** begin Records to use **

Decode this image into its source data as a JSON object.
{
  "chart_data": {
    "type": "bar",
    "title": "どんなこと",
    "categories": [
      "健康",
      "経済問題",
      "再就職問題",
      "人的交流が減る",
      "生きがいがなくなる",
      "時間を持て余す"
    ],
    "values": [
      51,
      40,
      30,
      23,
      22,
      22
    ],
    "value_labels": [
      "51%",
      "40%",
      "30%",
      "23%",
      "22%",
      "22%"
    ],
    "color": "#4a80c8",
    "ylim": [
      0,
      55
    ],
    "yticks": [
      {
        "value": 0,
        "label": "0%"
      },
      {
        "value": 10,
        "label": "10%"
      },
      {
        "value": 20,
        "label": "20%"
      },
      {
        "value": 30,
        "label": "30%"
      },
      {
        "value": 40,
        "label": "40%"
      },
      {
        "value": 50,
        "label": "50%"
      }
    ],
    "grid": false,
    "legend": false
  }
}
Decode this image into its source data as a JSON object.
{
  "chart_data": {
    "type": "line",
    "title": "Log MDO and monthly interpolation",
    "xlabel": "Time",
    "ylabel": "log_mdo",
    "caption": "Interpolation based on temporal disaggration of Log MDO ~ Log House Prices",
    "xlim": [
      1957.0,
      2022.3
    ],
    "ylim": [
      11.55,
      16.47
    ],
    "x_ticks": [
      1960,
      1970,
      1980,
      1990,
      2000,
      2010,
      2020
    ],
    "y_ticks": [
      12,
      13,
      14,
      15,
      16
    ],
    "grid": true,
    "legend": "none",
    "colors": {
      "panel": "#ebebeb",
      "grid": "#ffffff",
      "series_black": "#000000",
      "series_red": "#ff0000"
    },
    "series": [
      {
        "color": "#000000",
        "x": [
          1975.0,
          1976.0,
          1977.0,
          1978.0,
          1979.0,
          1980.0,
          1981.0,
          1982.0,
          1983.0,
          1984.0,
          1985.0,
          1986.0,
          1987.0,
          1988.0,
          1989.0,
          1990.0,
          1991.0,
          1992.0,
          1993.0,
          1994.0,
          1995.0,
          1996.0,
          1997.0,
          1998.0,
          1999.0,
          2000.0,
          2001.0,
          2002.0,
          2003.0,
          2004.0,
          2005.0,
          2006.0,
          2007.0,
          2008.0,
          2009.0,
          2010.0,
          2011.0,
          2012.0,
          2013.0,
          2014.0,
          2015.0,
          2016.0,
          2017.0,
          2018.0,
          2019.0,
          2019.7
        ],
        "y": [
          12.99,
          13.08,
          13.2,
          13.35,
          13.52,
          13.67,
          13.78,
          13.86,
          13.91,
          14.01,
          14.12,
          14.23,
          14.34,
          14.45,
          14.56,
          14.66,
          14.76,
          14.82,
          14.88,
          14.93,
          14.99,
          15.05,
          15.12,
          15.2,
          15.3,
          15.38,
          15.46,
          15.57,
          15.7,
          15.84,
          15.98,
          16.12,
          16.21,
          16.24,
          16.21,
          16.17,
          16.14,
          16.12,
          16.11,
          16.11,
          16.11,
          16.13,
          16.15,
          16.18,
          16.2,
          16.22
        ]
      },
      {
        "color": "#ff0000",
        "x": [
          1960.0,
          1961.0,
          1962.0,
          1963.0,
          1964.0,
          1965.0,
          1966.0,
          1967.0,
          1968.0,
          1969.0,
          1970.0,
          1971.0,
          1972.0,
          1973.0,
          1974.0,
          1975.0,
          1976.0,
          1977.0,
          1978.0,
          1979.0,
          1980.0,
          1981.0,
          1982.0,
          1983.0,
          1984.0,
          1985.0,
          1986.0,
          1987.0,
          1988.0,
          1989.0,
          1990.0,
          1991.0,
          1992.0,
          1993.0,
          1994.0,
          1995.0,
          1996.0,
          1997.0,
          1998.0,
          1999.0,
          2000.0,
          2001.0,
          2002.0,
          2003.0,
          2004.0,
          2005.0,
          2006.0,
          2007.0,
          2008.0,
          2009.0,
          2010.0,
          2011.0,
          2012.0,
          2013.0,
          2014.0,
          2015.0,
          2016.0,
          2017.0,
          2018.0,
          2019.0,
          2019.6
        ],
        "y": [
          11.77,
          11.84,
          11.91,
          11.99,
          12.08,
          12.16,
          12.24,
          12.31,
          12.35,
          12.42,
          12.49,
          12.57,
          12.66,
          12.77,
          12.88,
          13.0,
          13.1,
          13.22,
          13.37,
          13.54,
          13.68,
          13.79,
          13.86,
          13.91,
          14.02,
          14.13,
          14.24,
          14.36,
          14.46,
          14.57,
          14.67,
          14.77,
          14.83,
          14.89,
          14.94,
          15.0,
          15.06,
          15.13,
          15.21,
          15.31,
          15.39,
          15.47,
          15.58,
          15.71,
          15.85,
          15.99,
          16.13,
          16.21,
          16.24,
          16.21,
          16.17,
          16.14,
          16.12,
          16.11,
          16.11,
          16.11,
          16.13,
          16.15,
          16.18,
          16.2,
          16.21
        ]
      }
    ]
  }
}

** end Records to use **

**Work to be completed**
Print out every record again, exactly and in full.

**The output**
Decode this image into its source data as a JSON object.
{
  "chart_data": {
    "type": "bar",
    "title": "どんなこと",
    "categories": [
      "健康",
      "経済問題",
      "再就職問題",
      "人的交流が減る",
      "生きがいがなくなる",
      "時間を持て余す"
    ],
    "values": [
      51,
      40,
      30,
      23,
      22,
      22
    ],
    "value_labels": [
      "51%",
      "40%",
      "30%",
      "23%",
      "22%",
      "22%"
    ],
    "color": "#4a80c8",
    "ylim": [
      0,
      55
    ],
    "yticks": [
      {
        "value": 0,
        "label": "0%"
      },
      {
        "value": 10,
        "label": "10%"
      },
      {
        "value": 20,
        "label": "20%"
      },
      {
        "value": 30,
        "label": "30%"
      },
      {
        "value": 40,
        "label": "40%"
      },
      {
        "value": 50,
        "label": "50%"
      }
    ],
    "grid": false,
    "legend": false
  }
}
Decode this image into its source data as a JSON object.
{
  "chart_data": {
    "type": "line",
    "title": "Log MDO and monthly interpolation",
    "xlabel": "Time",
    "ylabel": "log_mdo",
    "caption": "Interpolation based on temporal disaggration of Log MDO ~ Log House Prices",
    "xlim": [
      1957.0,
      2022.3
    ],
    "ylim": [
      11.55,
      16.47
    ],
    "x_ticks": [
      1960,
      1970,
      1980,
      1990,
      2000,
      2010,
      2020
    ],
    "y_ticks": [
      12,
      13,
      14,
      15,
      16
    ],
    "grid": true,
    "legend": "none",
    "colors": {
      "panel": "#ebebeb",
      "grid": "#ffffff",
      "series_black": "#000000",
      "series_red": "#ff0000"
    },
    "series": [
      {
        "color": "#000000",
        "x": [
          1975.0,
          1976.0,
          1977.0,
          1978.0,
          1979.0,
          1980.0,
          1981.0,
          1982.0,
          1983.0,
          1984.0,
          1985.0,
          1986.0,
          1987.0,
          1988.0,
          1989.0,
          1990.0,
          1991.0,
          1992.0,
          1993.0,
          1994.0,
          1995.0,
          1996.0,
          1997.0,
          1998.0,
          1999.0,
          2000.0,
          2001.0,
          2002.0,
          2003.0,
          2004.0,
          2005.0,
          2006.0,
          2007.0,
          2008.0,
          2009.0,
          2010.0,
          2011.0,
          2012.0,
          2013.0,
          2014.0,
          2015.0,
          2016.0,
          2017.0,
          2018.0,
          2019.0,
          2019.7
        ],
        "y": [
          12.99,
          13.08,
          13.2,
          13.35,
          13.52,
          13.67,
          13.78,
          13.86,
          13.91,
          14.01,
          14.12,
          14.23,
          14.34,
          14.45,
          14.56,
          14.66,
          14.76,
          14.82,
          14.88,
          14.93,
          14.99,
          15.05,
          15.12,
          15.2,
          15.3,
          15.38,
          15.46,
          15.57,
          15.7,
          15.84,
          15.98,
          16.12,
          16.21,
          16.24,
          16.21,
          16.17,
          16.14,
          16.12,
          16.11,
          16.11,
          16.11,
          16.13,
          16.15,
          16.18,
          16.2,
          16.22
        ]
      },
      {
        "color": "#ff0000",
        "x": [
          1960.0,
          1961.0,
          1962.0,
          1963.0,
          1964.0,
          1965.0,
          1966.0,
          1967.0,
          1968.0,
          1969.0,
          1970.0,
          1971.0,
          1972.0,
          1973.0,
          1974.0,
          1975.0,
          1976.0,
          1977.0,
          1978.0,
          1979.0,
          1980.0,
          1981.0,
          1982.0,
          1983.0,
          1984.0,
          1985.0,
          1986.0,
          1987.0,
          1988.0,
          1989.0,
          1990.0,
          1991.0,
          1992.0,
          1993.0,
          1994.0,
          1995.0,
          1996.0,
          1997.0,
          1998.0,
          1999.0,
          2000.0,
          2001.0,
          2002.0,
          2003.0,
          2004.0,
          2005.0,
          2006.0,
          2007.0,
          2008.0,
          2009.0,
          2010.0,
          2011.0,
          2012.0,
          2013.0,
          2014.0,
          2015.0,
          2016.0,
          2017.0,
          2018.0,
          2019.0,
          2019.6
        ],
        "y": [
          11.77,
          11.84,
          11.91,
          11.99,
          12.08,
          12.16,
          12.24,
          12.31,
          12.35,
          12.42,
          12.49,
          12.57,
          12.66,
          12.77,
          12.88,
          13.0,
          13.1,
          13.22,
          13.37,
          13.54,
          13.68,
          13.79,
          13.86,
          13.91,
          14.02,
          14.13,
          14.24,
          14.36,
          14.46,
          14.57,
          14.67,
          14.77,
          14.83,
          14.89,
          14.94,
          15.0,
          15.06,
          15.13,
          15.21,
          15.31,
          15.39,
          15.47,
          15.58,
          15.71,
          15.85,
          15.99,
          16.13,
          16.21,
          16.24,
          16.21,
          16.17,
          16.14,
          16.12,
          16.11,
          16.11,
          16.11,
          16.13,
          16.15,
          16.18,
          16.2,
          16.21
        ]
      }
    ]
  }
}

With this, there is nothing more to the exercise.